▶ _Exercise instructions_
Look for "Vizepräsident" in each line of the entries, and return the matching lines.
=== Data entries ===
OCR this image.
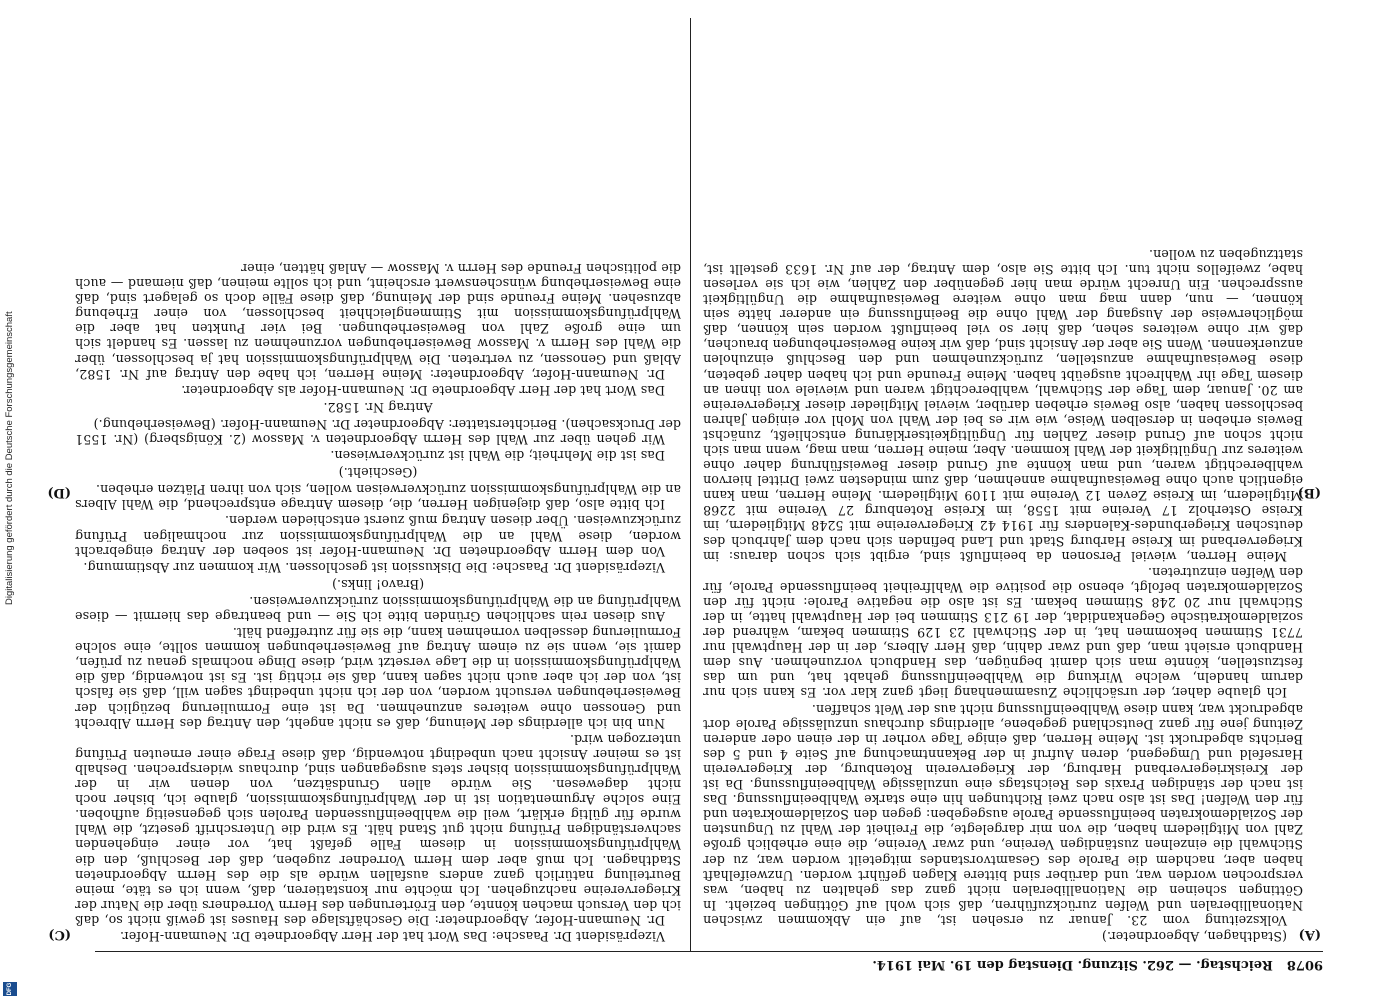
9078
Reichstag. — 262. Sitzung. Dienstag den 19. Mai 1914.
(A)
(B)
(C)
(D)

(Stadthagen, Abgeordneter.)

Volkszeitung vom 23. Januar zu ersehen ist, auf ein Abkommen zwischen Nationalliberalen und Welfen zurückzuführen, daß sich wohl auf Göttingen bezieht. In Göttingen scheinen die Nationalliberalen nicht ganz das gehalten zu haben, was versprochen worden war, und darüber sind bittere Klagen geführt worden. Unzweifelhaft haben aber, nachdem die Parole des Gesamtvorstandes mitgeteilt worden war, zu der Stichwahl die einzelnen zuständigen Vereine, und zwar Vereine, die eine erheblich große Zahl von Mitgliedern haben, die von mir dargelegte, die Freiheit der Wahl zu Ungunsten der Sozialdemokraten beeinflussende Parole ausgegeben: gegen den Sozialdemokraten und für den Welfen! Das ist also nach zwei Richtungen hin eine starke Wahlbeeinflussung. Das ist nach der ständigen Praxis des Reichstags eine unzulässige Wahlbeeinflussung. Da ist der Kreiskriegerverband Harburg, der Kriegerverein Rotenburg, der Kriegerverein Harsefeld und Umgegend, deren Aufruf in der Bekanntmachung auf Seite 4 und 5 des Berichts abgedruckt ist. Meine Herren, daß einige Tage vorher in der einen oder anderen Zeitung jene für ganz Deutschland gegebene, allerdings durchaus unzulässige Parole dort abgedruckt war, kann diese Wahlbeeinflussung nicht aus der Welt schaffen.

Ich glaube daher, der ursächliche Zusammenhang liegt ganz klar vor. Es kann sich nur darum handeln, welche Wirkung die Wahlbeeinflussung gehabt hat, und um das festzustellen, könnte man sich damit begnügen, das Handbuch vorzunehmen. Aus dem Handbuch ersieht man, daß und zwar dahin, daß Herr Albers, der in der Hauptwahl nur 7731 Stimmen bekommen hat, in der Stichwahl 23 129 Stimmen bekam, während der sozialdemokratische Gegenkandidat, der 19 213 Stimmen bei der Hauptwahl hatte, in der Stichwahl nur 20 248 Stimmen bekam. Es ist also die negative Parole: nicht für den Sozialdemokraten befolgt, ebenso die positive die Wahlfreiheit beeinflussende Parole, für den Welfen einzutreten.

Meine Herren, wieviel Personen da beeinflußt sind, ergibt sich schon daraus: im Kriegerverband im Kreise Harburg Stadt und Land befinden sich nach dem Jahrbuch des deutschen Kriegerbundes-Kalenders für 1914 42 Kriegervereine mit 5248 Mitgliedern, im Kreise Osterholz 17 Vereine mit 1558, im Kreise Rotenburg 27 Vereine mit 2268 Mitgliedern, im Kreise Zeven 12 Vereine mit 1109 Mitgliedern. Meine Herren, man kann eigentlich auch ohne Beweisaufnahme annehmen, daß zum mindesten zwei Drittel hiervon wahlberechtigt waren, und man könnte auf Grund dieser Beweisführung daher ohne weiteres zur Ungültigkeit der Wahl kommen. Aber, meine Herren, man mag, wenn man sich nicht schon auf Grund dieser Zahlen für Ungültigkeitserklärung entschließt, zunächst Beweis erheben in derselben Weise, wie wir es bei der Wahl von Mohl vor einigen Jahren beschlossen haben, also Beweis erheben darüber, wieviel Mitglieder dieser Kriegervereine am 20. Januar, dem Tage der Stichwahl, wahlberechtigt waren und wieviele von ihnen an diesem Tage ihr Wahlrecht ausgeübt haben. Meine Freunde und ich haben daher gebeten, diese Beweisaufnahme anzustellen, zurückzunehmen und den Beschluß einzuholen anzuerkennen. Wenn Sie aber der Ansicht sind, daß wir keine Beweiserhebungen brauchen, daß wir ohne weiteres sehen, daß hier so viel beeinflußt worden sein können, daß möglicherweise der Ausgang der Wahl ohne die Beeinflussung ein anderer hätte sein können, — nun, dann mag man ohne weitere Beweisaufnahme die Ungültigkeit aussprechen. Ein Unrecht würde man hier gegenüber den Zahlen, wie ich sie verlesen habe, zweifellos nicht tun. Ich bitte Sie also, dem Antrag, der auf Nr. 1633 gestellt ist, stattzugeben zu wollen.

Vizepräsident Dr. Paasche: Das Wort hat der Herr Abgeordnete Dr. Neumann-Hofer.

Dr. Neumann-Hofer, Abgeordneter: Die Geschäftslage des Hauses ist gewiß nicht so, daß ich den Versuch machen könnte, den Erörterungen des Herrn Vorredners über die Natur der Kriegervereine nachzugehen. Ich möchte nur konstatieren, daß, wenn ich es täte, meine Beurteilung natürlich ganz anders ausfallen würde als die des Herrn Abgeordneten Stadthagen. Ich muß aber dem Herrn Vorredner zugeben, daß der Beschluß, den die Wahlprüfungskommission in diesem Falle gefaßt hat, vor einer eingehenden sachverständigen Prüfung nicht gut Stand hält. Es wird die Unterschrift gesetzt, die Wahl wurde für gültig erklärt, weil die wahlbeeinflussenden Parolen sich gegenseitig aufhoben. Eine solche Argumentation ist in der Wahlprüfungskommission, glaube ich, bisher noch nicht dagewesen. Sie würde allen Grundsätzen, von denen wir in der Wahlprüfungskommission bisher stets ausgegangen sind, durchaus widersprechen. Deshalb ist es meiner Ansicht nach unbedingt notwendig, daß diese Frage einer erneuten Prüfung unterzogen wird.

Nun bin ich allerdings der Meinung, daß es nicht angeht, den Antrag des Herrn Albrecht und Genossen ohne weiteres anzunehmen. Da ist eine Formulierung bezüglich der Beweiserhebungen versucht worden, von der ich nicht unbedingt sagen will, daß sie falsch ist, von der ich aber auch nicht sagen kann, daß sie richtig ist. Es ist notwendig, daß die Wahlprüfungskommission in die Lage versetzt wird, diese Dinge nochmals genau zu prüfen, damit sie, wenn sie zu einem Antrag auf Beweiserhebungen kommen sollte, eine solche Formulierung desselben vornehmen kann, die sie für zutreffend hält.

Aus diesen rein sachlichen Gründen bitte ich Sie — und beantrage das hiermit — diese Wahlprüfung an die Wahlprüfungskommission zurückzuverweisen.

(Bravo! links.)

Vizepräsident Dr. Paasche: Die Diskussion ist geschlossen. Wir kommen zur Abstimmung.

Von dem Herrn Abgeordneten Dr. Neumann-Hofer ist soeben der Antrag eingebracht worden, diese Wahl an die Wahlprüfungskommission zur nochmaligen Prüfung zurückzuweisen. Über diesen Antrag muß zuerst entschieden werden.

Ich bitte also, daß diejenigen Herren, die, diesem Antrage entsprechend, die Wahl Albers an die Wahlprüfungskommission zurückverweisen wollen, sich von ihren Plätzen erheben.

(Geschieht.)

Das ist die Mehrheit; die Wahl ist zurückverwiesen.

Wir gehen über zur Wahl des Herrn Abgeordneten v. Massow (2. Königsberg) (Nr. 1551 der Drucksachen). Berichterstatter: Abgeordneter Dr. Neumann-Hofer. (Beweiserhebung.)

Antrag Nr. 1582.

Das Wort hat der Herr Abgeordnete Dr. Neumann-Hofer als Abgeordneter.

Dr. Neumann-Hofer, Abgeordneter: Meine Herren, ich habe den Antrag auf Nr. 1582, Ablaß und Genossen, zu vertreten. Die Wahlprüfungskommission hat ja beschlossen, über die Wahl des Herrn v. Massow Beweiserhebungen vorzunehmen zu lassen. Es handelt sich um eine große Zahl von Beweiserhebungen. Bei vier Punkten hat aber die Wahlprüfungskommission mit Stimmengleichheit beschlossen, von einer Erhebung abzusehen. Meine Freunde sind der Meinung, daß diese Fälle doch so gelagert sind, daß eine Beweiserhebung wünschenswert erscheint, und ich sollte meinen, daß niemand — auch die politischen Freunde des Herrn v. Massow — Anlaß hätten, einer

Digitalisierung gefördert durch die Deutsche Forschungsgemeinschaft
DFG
===
▶ _Exercise answer_
Vizepräsident Dr. Paasche: Das Wort hat der Herr Abgeordnete Dr. Neumann-Hofer.
Vizepräsident Dr. Paasche: Die Diskussion ist geschlossen. Wir kommen zur Abstimmung.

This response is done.